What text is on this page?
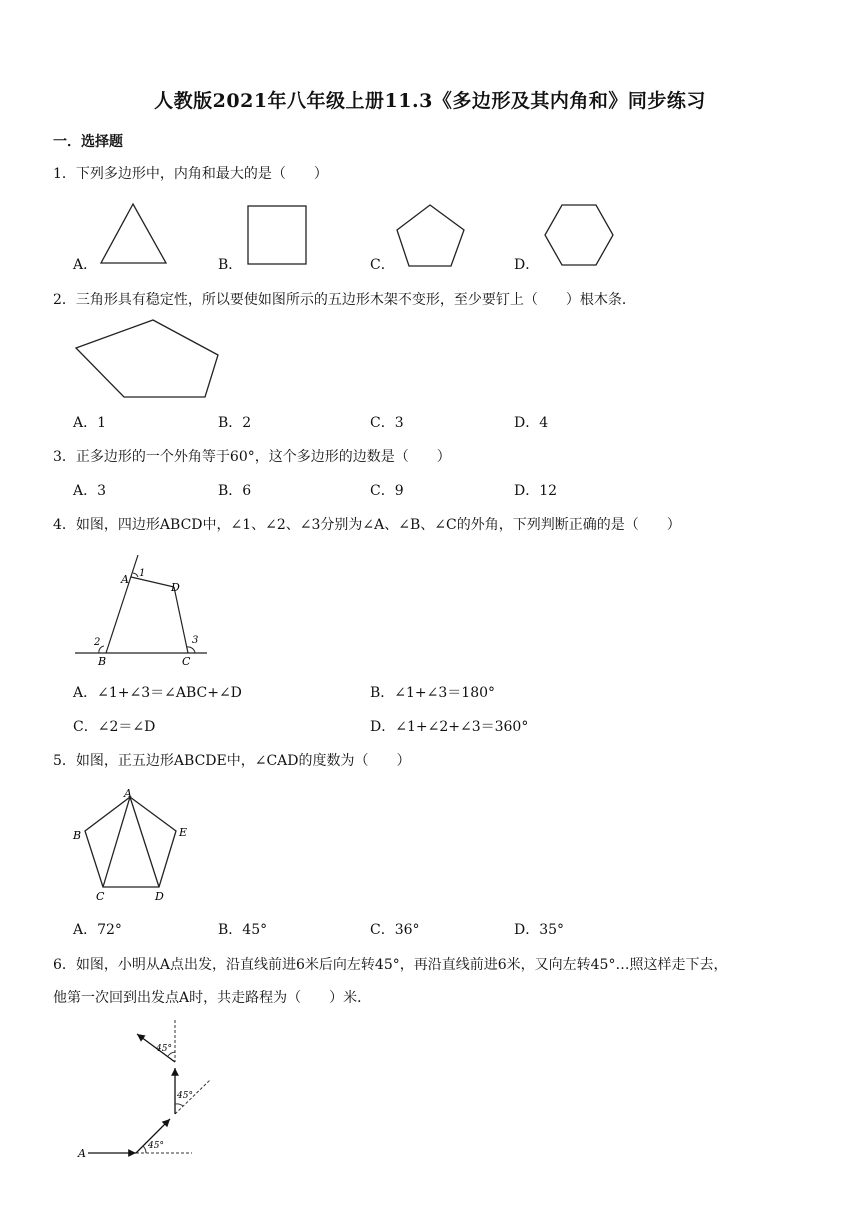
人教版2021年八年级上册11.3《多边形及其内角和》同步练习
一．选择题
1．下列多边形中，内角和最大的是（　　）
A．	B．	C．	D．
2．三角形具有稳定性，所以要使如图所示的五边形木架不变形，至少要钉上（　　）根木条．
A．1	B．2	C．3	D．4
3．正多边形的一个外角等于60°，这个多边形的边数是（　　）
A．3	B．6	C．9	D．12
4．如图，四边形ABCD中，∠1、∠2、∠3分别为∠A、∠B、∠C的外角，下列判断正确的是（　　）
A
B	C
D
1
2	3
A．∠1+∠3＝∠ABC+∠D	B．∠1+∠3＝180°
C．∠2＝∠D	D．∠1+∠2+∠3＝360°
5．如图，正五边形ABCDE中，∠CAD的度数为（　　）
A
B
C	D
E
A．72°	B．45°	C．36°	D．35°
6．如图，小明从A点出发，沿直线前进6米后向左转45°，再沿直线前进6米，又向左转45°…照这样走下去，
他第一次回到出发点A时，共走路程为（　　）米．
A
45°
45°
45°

■ ■ ■ ■ ■ ■ ■

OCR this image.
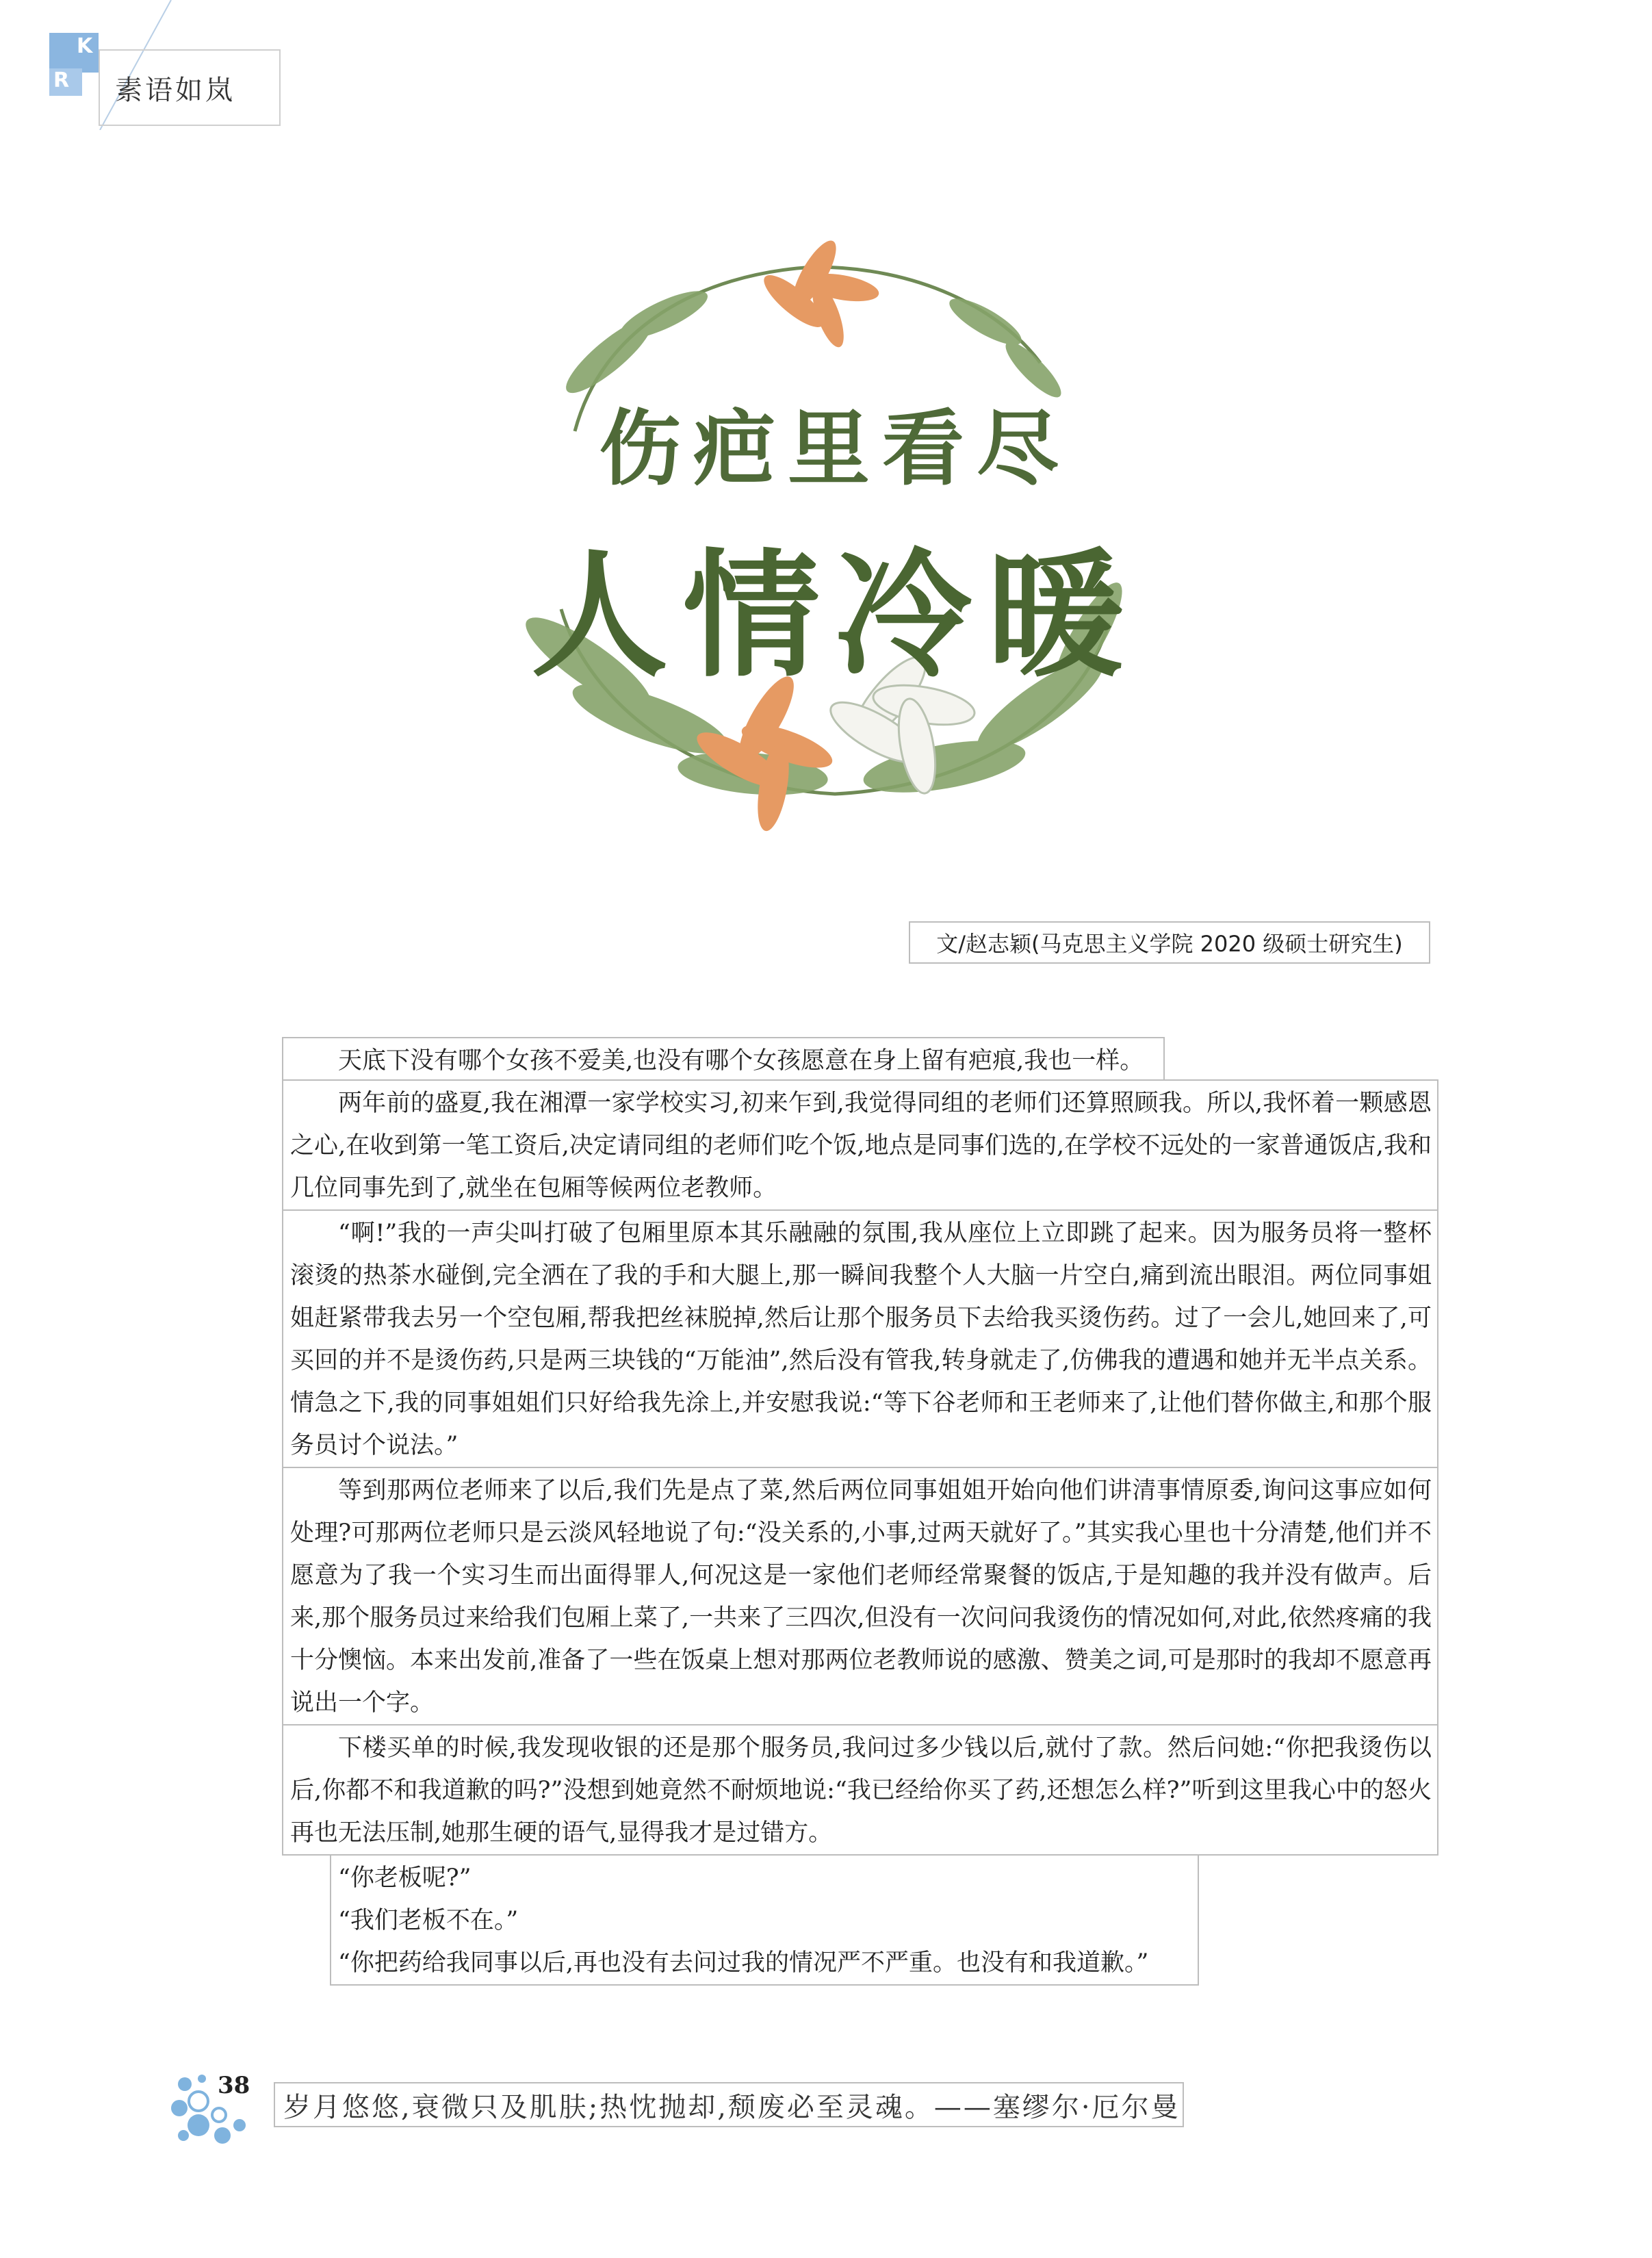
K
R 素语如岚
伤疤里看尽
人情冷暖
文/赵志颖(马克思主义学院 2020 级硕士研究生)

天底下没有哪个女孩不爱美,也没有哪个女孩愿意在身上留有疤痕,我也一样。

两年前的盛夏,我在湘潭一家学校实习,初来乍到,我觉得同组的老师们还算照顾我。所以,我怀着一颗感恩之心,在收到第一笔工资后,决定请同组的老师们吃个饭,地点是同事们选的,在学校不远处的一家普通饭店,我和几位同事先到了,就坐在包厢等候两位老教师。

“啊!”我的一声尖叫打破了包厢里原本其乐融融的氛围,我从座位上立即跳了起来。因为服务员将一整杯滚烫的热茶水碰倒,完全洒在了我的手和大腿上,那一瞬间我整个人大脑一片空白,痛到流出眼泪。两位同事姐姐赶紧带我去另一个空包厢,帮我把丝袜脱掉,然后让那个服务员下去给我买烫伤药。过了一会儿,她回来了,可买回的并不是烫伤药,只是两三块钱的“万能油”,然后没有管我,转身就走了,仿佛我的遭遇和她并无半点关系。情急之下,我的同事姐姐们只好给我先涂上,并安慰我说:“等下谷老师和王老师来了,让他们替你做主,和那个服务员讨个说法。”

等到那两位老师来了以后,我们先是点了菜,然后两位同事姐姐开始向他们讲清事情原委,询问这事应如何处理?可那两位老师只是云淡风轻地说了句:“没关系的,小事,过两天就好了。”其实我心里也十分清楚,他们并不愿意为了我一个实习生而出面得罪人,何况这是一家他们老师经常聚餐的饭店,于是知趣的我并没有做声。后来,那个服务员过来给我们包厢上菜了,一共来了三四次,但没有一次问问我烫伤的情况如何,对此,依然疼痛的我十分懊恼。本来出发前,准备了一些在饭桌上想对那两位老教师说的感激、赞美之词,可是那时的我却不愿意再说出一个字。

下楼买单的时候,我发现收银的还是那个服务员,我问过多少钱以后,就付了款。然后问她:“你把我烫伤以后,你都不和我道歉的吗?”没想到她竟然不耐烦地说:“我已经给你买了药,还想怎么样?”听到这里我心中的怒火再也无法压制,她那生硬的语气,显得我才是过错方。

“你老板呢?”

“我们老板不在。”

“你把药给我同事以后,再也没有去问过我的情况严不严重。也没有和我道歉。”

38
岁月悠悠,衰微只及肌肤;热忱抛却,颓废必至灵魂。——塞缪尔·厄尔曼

■ ■ ■ ■ ■ ■ ■

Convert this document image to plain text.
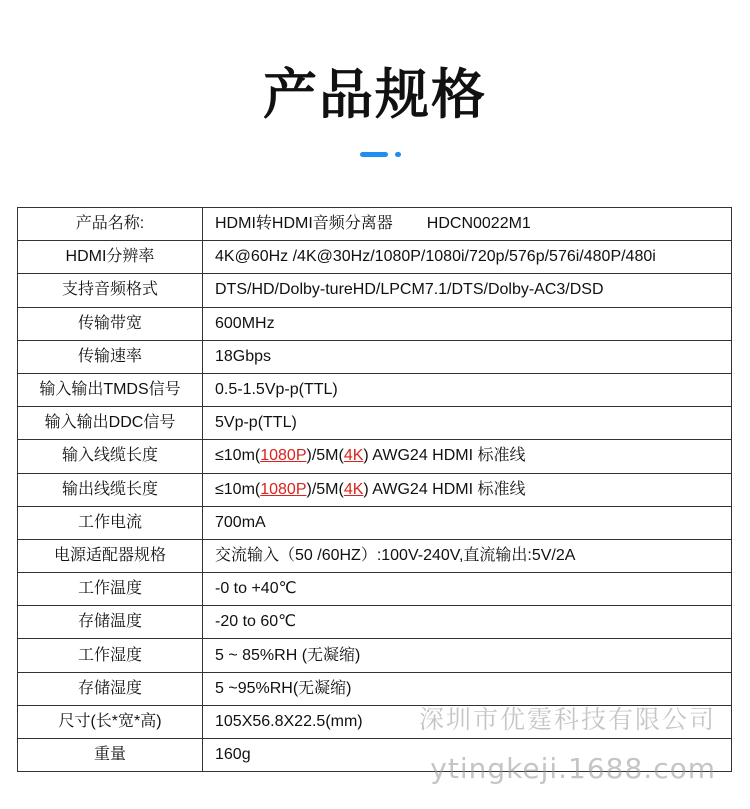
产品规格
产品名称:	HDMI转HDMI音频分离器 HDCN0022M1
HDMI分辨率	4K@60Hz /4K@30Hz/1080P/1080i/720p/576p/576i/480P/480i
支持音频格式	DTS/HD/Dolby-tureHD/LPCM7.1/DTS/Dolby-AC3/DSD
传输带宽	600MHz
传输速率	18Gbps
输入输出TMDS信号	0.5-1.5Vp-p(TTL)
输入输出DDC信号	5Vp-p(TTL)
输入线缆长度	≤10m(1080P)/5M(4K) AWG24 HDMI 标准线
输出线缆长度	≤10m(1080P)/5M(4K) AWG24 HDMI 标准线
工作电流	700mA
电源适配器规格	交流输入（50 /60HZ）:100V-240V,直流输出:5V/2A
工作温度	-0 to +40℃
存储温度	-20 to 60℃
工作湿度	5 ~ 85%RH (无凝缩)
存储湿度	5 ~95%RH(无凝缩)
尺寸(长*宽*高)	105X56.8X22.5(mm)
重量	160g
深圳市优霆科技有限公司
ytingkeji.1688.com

■ ■ ■ ■ ■ ■ ■

Exercise requirements - Go through the data and gather every line that holds "image".

Solution to the exercise -
OCR this image.
Convert this document image to plain text.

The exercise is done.